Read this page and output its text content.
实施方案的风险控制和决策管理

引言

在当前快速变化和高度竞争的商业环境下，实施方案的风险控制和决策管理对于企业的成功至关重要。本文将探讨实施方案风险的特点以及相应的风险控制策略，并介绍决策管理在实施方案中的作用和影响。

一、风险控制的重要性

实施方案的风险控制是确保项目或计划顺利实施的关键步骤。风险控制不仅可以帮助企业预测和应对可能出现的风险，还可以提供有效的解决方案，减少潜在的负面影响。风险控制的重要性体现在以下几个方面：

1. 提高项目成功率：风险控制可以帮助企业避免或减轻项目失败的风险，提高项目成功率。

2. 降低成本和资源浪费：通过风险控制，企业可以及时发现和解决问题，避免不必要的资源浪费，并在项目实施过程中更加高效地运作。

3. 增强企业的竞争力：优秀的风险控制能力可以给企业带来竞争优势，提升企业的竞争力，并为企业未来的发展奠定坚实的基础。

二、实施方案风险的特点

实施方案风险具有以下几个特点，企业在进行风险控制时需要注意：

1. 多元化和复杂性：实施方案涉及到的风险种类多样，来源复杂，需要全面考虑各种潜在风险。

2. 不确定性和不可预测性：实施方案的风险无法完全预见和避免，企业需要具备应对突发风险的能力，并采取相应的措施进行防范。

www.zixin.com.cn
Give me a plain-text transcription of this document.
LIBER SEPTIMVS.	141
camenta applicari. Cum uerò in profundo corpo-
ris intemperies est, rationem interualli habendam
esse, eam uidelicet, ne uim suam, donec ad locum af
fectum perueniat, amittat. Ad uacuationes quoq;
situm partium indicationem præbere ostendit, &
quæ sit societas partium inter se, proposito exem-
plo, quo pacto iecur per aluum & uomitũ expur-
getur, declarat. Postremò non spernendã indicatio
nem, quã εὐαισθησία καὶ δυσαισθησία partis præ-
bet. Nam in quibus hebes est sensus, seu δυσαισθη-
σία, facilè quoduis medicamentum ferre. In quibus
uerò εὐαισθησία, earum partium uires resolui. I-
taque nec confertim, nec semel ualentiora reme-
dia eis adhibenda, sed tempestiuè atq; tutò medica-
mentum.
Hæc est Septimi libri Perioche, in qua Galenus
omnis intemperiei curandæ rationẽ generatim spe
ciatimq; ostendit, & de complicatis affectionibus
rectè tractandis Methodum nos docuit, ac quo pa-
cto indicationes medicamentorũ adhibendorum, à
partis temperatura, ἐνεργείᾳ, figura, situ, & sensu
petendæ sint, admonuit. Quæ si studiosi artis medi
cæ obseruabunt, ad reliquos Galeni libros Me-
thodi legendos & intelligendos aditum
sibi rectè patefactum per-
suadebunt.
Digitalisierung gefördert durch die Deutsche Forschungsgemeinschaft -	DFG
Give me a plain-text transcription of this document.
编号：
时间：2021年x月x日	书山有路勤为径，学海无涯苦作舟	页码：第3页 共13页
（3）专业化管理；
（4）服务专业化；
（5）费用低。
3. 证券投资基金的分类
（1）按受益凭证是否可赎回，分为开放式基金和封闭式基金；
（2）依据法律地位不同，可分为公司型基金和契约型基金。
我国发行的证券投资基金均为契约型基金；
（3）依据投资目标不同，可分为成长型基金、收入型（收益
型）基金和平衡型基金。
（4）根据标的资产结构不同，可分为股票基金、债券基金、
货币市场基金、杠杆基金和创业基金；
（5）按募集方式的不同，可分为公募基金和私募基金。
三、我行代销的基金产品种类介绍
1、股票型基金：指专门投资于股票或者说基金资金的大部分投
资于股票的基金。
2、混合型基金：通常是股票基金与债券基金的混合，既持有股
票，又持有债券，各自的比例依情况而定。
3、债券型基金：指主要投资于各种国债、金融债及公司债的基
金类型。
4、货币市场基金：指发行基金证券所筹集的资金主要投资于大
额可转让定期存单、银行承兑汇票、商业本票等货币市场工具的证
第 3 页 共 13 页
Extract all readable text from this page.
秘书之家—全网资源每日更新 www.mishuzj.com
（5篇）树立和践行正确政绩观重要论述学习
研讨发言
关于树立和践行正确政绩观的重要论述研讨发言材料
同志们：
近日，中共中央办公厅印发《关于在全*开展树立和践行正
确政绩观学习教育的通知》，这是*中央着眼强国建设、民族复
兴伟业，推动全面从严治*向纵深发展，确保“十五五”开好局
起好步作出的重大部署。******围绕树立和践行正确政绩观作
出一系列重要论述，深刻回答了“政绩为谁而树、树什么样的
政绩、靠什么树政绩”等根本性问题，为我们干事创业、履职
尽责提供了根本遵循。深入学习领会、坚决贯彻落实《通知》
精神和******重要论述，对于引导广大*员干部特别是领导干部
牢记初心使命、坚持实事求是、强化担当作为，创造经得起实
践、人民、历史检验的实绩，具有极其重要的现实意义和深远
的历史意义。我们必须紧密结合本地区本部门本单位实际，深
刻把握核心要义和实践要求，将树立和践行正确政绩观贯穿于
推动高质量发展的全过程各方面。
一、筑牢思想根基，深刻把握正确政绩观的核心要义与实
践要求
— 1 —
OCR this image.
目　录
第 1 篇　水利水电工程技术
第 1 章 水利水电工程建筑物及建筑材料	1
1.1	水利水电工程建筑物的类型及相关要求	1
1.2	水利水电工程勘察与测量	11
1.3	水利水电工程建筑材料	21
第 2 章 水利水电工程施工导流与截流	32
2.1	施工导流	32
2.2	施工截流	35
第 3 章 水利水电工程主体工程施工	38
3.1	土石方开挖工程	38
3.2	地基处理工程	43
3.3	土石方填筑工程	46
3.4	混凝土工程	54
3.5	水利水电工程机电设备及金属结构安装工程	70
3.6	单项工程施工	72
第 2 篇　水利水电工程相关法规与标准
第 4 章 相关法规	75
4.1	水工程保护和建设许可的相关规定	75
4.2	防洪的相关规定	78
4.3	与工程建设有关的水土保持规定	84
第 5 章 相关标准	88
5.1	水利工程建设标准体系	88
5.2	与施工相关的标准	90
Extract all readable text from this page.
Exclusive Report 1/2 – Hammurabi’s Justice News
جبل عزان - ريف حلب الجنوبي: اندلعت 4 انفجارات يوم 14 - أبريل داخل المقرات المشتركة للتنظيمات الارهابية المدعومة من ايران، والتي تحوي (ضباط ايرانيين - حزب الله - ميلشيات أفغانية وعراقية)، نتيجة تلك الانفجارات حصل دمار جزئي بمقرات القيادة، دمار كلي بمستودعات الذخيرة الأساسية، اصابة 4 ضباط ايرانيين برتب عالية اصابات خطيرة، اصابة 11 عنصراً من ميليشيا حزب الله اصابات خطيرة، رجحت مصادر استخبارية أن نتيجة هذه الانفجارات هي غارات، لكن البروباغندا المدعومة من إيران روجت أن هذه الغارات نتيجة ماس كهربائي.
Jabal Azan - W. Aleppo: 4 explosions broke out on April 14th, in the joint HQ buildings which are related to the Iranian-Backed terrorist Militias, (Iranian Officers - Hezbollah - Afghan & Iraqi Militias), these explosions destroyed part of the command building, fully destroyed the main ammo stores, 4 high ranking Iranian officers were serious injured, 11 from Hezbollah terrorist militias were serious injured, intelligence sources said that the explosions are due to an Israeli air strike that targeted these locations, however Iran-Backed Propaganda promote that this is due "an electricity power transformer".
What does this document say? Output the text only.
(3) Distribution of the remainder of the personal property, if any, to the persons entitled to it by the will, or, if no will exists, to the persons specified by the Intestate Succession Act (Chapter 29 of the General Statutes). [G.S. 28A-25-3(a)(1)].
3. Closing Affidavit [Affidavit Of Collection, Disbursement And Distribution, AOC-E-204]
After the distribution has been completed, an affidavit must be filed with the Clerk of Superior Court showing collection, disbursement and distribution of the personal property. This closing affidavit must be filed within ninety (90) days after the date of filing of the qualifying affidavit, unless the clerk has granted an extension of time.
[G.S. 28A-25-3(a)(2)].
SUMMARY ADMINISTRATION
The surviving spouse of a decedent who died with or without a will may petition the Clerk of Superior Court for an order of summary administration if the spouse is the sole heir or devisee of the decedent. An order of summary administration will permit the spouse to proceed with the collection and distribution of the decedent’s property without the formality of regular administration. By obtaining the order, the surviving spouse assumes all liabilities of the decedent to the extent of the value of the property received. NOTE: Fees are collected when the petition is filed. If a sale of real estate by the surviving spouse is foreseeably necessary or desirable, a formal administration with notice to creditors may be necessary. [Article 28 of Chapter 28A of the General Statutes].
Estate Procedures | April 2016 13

* Exercise details
Search the records for the word "εὐαισθησία". Copy every line that has it.

* The answer
nem, quã εὐαισθησία καὶ δυσαισθησία partis præ-
uerò εὐαισθησία, earum partium uires resolui. I-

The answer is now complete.